Pull out each line of the records that includes the string "拆单策略", and copy those lines in full.

══ Rows

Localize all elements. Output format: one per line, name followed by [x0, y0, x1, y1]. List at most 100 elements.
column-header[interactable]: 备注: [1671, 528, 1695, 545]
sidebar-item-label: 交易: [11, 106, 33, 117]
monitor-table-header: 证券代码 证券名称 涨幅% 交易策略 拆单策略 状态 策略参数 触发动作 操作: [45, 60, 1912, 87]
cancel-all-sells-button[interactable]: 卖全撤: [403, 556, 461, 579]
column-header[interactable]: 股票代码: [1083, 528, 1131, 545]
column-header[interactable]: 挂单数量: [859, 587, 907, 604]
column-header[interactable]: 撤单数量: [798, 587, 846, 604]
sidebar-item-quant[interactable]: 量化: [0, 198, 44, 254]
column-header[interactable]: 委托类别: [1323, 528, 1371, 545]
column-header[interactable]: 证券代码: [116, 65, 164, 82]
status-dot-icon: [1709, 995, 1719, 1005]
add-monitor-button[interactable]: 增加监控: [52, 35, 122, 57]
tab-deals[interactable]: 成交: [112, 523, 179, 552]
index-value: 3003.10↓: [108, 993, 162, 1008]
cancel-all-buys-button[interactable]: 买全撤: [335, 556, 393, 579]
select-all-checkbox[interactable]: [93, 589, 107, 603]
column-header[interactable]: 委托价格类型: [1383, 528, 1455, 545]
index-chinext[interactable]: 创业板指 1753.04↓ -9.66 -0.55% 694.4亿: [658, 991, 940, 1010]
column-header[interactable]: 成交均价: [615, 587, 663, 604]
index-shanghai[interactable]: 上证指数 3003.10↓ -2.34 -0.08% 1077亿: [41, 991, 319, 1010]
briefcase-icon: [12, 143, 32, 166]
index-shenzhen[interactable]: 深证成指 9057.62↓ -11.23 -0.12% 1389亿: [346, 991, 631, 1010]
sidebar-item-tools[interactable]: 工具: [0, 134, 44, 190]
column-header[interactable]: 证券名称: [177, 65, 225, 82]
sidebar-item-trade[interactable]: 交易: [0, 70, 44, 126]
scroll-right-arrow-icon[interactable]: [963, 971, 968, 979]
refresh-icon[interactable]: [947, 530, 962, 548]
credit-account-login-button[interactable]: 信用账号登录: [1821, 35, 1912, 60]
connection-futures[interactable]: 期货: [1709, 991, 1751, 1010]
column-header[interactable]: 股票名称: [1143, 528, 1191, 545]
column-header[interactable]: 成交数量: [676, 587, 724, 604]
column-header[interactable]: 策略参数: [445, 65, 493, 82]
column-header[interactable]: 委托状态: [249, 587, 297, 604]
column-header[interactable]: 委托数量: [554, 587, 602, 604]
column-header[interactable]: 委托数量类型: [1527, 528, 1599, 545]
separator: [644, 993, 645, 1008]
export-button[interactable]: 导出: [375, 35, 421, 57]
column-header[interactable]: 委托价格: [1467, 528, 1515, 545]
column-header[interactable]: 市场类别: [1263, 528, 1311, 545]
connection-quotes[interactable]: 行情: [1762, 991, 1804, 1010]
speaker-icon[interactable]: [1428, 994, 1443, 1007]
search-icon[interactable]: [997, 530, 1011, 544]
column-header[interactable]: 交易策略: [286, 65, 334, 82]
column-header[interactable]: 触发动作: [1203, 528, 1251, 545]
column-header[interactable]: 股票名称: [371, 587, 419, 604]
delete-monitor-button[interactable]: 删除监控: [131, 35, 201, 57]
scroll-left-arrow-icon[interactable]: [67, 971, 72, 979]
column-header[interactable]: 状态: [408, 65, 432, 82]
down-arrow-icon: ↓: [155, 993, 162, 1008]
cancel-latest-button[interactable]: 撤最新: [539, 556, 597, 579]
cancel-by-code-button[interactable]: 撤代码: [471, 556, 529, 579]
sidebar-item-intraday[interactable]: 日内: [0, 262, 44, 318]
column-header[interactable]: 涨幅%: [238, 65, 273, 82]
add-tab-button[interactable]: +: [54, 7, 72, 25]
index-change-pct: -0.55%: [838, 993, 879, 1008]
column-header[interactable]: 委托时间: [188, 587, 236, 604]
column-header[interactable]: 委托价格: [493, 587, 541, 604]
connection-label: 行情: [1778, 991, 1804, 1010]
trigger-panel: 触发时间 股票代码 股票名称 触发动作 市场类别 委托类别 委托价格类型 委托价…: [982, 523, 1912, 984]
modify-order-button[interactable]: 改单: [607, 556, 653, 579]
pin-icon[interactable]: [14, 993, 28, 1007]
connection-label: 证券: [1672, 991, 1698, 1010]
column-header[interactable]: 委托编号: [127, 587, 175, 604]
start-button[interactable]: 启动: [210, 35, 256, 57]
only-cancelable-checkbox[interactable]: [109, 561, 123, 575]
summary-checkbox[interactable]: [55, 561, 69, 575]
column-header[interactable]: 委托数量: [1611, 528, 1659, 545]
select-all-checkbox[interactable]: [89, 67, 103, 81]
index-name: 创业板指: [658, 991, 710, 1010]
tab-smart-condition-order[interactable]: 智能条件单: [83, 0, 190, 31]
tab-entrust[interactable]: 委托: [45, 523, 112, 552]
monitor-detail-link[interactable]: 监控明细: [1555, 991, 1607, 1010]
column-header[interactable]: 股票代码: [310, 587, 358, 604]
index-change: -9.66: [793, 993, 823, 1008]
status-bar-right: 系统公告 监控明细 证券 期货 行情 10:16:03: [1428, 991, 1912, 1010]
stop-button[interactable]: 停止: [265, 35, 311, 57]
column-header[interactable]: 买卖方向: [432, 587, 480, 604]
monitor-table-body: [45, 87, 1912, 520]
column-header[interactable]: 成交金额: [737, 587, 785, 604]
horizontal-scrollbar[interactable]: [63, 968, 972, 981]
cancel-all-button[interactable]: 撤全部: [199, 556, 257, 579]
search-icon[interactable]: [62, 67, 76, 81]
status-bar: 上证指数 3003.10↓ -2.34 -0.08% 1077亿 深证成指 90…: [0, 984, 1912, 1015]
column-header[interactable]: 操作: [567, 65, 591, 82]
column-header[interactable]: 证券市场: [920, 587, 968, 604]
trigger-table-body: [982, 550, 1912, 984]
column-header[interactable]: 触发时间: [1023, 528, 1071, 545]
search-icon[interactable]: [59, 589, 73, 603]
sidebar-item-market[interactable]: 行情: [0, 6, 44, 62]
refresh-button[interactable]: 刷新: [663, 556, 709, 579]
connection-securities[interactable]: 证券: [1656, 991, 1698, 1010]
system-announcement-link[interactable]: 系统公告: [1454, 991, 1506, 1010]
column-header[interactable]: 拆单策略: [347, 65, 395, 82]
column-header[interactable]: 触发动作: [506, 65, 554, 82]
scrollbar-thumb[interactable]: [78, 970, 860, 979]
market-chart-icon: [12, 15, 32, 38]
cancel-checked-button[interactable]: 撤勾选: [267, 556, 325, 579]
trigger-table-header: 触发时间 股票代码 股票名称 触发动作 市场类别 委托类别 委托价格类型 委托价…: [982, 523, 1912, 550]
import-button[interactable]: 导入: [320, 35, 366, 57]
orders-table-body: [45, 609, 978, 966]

════

▶ _Complete response_
monitor-table-header: 证券代码 证券名称 涨幅% 交易策略 拆单策略 状态 策略参数 触发动作 操作: [45, 60, 1912, 87]
column-header[interactable]: 拆单策略: [347, 65, 395, 82]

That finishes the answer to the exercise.